Raw records:
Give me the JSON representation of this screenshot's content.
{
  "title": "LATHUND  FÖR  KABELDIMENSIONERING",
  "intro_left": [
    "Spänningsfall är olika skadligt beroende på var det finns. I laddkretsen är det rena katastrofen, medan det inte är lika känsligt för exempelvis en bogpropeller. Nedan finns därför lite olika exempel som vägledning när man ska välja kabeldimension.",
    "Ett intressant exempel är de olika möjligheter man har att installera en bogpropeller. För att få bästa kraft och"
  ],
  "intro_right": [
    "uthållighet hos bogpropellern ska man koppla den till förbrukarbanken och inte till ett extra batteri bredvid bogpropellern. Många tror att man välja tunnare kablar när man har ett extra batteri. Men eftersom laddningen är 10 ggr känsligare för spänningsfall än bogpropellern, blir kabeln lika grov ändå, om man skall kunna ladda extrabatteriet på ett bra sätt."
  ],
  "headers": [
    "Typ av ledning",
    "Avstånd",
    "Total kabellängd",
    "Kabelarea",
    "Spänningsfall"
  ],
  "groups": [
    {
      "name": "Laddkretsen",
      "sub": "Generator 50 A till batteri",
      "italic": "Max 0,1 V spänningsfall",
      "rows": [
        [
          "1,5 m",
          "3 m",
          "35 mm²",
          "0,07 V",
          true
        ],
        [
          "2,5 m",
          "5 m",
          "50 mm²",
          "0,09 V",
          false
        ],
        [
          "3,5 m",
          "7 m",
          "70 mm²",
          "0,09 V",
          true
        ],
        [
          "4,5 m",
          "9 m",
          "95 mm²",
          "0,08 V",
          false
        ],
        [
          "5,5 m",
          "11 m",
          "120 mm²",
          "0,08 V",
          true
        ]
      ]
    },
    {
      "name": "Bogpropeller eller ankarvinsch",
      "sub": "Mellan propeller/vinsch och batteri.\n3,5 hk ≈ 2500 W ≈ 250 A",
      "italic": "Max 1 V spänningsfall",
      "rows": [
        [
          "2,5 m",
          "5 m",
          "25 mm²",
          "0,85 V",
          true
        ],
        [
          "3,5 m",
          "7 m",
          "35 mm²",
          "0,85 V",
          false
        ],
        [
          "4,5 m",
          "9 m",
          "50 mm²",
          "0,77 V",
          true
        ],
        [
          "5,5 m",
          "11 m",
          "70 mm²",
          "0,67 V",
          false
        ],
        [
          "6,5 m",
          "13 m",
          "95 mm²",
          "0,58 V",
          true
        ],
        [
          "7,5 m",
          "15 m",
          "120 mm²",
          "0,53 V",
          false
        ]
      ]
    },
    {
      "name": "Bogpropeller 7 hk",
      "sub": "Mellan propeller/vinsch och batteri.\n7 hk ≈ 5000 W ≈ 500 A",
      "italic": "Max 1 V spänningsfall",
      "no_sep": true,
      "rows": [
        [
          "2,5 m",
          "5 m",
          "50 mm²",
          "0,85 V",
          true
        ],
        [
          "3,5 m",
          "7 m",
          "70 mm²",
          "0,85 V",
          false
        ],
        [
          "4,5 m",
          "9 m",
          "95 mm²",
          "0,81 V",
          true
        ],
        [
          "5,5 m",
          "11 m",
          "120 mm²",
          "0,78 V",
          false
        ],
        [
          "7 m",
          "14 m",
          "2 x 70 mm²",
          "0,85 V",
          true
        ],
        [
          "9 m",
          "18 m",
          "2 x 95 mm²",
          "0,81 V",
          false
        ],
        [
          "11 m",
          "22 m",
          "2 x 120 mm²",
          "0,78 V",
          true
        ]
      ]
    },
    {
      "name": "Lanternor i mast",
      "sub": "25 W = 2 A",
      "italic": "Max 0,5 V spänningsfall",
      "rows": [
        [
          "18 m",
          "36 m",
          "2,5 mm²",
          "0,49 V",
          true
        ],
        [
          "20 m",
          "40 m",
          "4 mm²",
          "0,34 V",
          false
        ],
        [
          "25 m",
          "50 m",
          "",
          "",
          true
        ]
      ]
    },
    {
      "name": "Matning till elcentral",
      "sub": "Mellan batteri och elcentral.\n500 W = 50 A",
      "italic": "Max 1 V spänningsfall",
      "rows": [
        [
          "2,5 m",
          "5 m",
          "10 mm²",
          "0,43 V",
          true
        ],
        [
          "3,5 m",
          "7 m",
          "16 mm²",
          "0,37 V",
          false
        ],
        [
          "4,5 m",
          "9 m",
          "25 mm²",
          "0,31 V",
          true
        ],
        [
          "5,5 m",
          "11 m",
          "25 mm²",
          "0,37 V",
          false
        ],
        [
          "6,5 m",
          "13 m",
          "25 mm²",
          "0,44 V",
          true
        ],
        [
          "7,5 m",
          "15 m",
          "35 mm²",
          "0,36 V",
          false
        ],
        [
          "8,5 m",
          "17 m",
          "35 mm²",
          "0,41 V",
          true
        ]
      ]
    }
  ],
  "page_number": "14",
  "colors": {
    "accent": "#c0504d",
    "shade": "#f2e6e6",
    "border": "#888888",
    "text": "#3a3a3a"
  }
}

TASK DESCRIPTION. Recopy the entries above exactly, with every line included.

THE ANSWER.
Give me the JSON representation of this screenshot's content.
{
  "title": "LATHUND  FÖR  KABELDIMENSIONERING",
  "intro_left": [
    "Spänningsfall är olika skadligt beroende på var det finns. I laddkretsen är det rena katastrofen, medan det inte är lika känsligt för exempelvis en bogpropeller. Nedan finns därför lite olika exempel som vägledning när man ska välja kabeldimension.",
    "Ett intressant exempel är de olika möjligheter man har att installera en bogpropeller. För att få bästa kraft och"
  ],
  "intro_right": [
    "uthållighet hos bogpropellern ska man koppla den till förbrukarbanken och inte till ett extra batteri bredvid bogpropellern. Många tror att man välja tunnare kablar när man har ett extra batteri. Men eftersom laddningen är 10 ggr känsligare för spänningsfall än bogpropellern, blir kabeln lika grov ändå, om man skall kunna ladda extrabatteriet på ett bra sätt."
  ],
  "headers": [
    "Typ av ledning",
    "Avstånd",
    "Total kabellängd",
    "Kabelarea",
    "Spänningsfall"
  ],
  "groups": [
    {
      "name": "Laddkretsen",
      "sub": "Generator 50 A till batteri",
      "italic": "Max 0,1 V spänningsfall",
      "rows": [
        [
          "1,5 m",
          "3 m",
          "35 mm²",
          "0,07 V",
          true
        ],
        [
          "2,5 m",
          "5 m",
          "50 mm²",
          "0,09 V",
          false
        ],
        [
          "3,5 m",
          "7 m",
          "70 mm²",
          "0,09 V",
          true
        ],
        [
          "4,5 m",
          "9 m",
          "95 mm²",
          "0,08 V",
          false
        ],
        [
          "5,5 m",
          "11 m",
          "120 mm²",
          "0,08 V",
          true
        ]
      ]
    },
    {
      "name": "Bogpropeller eller ankarvinsch",
      "sub": "Mellan propeller/vinsch och batteri.\n3,5 hk ≈ 2500 W ≈ 250 A",
      "italic": "Max 1 V spänningsfall",
      "rows": [
        [
          "2,5 m",
          "5 m",
          "25 mm²",
          "0,85 V",
          true
        ],
        [
          "3,5 m",
          "7 m",
          "35 mm²",
          "0,85 V",
          false
        ],
        [
          "4,5 m",
          "9 m",
          "50 mm²",
          "0,77 V",
          true
        ],
        [
          "5,5 m",
          "11 m",
          "70 mm²",
          "0,67 V",
          false
        ],
        [
          "6,5 m",
          "13 m",
          "95 mm²",
          "0,58 V",
          true
        ],
        [
          "7,5 m",
          "15 m",
          "120 mm²",
          "0,53 V",
          false
        ]
      ]
    },
    {
      "name": "Bogpropeller 7 hk",
      "sub": "Mellan propeller/vinsch och batteri.\n7 hk ≈ 5000 W ≈ 500 A",
      "italic": "Max 1 V spänningsfall",
      "no_sep": true,
      "rows": [
        [
          "2,5 m",
          "5 m",
          "50 mm²",
          "0,85 V",
          true
        ],
        [
          "3,5 m",
          "7 m",
          "70 mm²",
          "0,85 V",
          false
        ],
        [
          "4,5 m",
          "9 m",
          "95 mm²",
          "0,81 V",
          true
        ],
        [
          "5,5 m",
          "11 m",
          "120 mm²",
          "0,78 V",
          false
        ],
        [
          "7 m",
          "14 m",
          "2 x 70 mm²",
          "0,85 V",
          true
        ],
        [
          "9 m",
          "18 m",
          "2 x 95 mm²",
          "0,81 V",
          false
        ],
        [
          "11 m",
          "22 m",
          "2 x 120 mm²",
          "0,78 V",
          true
        ]
      ]
    },
    {
      "name": "Lanternor i mast",
      "sub": "25 W = 2 A",
      "italic": "Max 0,5 V spänningsfall",
      "rows": [
        [
          "18 m",
          "36 m",
          "2,5 mm²",
          "0,49 V",
          true
        ],
        [
          "20 m",
          "40 m",
          "4 mm²",
          "0,34 V",
          false
        ],
        [
          "25 m",
          "50 m",
          "",
          "",
          true
        ]
      ]
    },
    {
      "name": "Matning till elcentral",
      "sub": "Mellan batteri och elcentral.\n500 W = 50 A",
      "italic": "Max 1 V spänningsfall",
      "rows": [
        [
          "2,5 m",
          "5 m",
          "10 mm²",
          "0,43 V",
          true
        ],
        [
          "3,5 m",
          "7 m",
          "16 mm²",
          "0,37 V",
          false
        ],
        [
          "4,5 m",
          "9 m",
          "25 mm²",
          "0,31 V",
          true
        ],
        [
          "5,5 m",
          "11 m",
          "25 mm²",
          "0,37 V",
          false
        ],
        [
          "6,5 m",
          "13 m",
          "25 mm²",
          "0,44 V",
          true
        ],
        [
          "7,5 m",
          "15 m",
          "35 mm²",
          "0,36 V",
          false
        ],
        [
          "8,5 m",
          "17 m",
          "35 mm²",
          "0,41 V",
          true
        ]
      ]
    }
  ],
  "page_number": "14",
  "colors": {
    "accent": "#c0504d",
    "shade": "#f2e6e6",
    "border": "#888888",
    "text": "#3a3a3a"
  }
}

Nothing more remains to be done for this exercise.